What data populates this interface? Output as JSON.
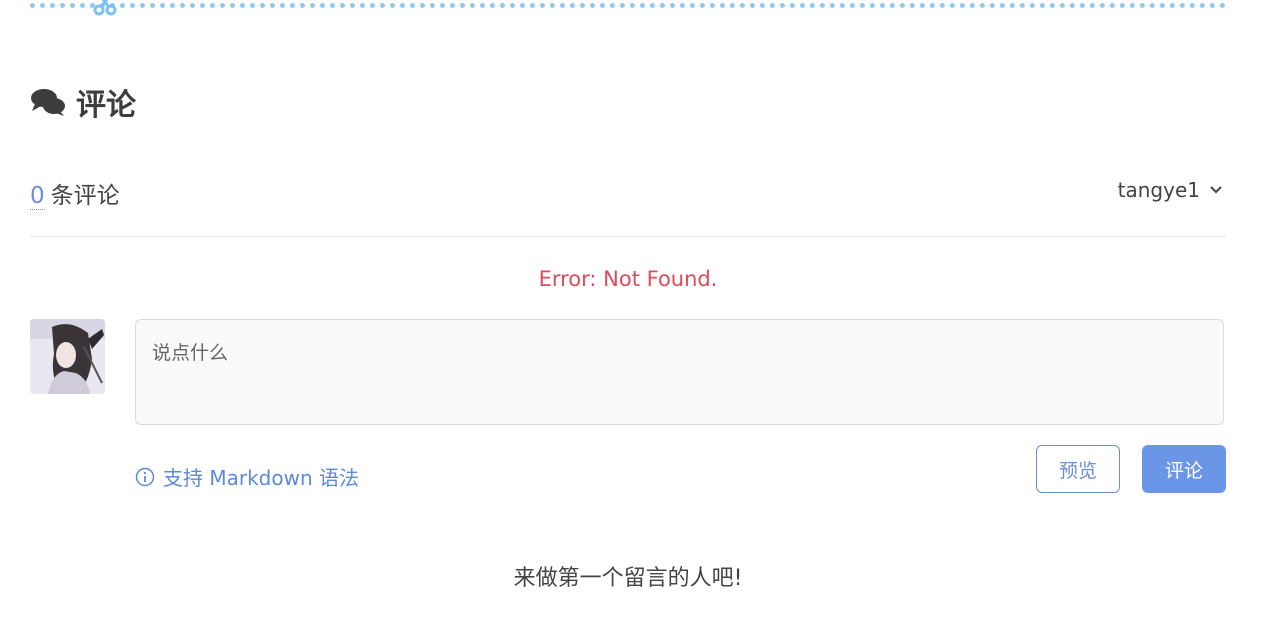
{
  "section": {
    "title": "评论",
    "icon": "comments-icon"
  },
  "comments": {
    "count": "0",
    "count_label": "条评论",
    "empty_message": "来做第一个留言的人吧!"
  },
  "user": {
    "name": "tangye1",
    "menu_icon": "chevron-down-icon"
  },
  "error": {
    "message": "Error: Not Found."
  },
  "editor": {
    "placeholder": "说点什么",
    "value": "",
    "markdown_hint": "支持 Markdown 语法",
    "preview_label": "预览",
    "submit_label": "评论"
  },
  "colors": {
    "accent": "#6b8ed6",
    "submit_bg": "#6b96e8",
    "error": "#e04a5a",
    "divider_dots": "#8ec9f2"
  }
}
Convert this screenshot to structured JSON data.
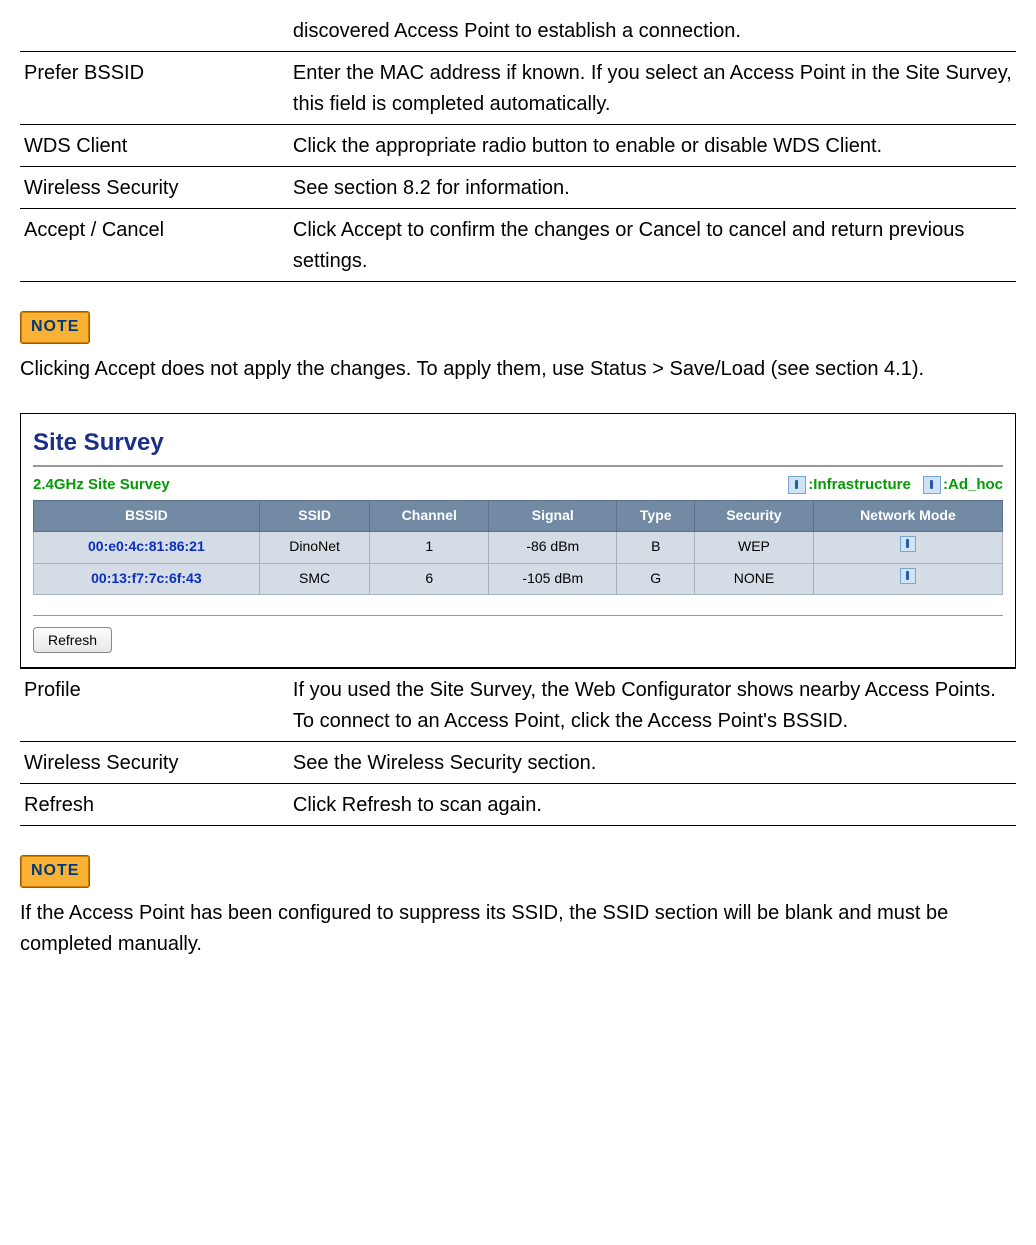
{
  "table1": {
    "rows": [
      {
        "key": "",
        "desc": "discovered Access Point to establish a connection."
      },
      {
        "key": "Prefer BSSID",
        "desc": "Enter the MAC address if known. If you select an Access Point in the Site Survey, this field is completed automatically."
      },
      {
        "key": "WDS Client",
        "desc": "Click the appropriate radio button to enable or disable WDS Client."
      },
      {
        "key": "Wireless Security",
        "desc": "See section 8.2 for information."
      },
      {
        "key": "Accept / Cancel",
        "desc": "Click Accept to confirm the changes or Cancel to cancel and return previous settings."
      }
    ]
  },
  "note1": {
    "badge": "NOTE",
    "text": "Clicking Accept does not apply the changes. To apply them, use Status > Save/Load (see section 4.1)."
  },
  "panel": {
    "title": "Site Survey",
    "subtitle": "2.4GHz Site Survey",
    "legend_infra": ":Infrastructure",
    "legend_adhoc": ":Ad_hoc",
    "headers": [
      "BSSID",
      "SSID",
      "Channel",
      "Signal",
      "Type",
      "Security",
      "Network Mode"
    ],
    "rows": [
      {
        "bssid": "00:e0:4c:81:86:21",
        "ssid": "DinoNet",
        "channel": "1",
        "signal": "-86 dBm",
        "type": "B",
        "security": "WEP",
        "mode": "infra"
      },
      {
        "bssid": "00:13:f7:7c:6f:43",
        "ssid": "SMC",
        "channel": "6",
        "signal": "-105 dBm",
        "type": "G",
        "security": "NONE",
        "mode": "infra"
      }
    ],
    "refresh_label": "Refresh"
  },
  "table2": {
    "rows": [
      {
        "key": "Profile",
        "desc": "If you used the Site Survey, the Web Configurator shows nearby Access Points. To connect to an Access Point, click the Access Point's BSSID."
      },
      {
        "key": "Wireless Security",
        "desc": "See the Wireless Security section."
      },
      {
        "key": "Refresh",
        "desc": "Click Refresh to scan again."
      }
    ]
  },
  "note2": {
    "badge": "NOTE",
    "text": "If the Access Point has been configured to suppress its SSID, the SSID section will be blank and must be completed manually."
  }
}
--------------------
Copy down every line of the material above that includes the string "Client".

        "key": "WDS Client",
        "desc": "Click the appropriate radio button to enable or disable WDS Client."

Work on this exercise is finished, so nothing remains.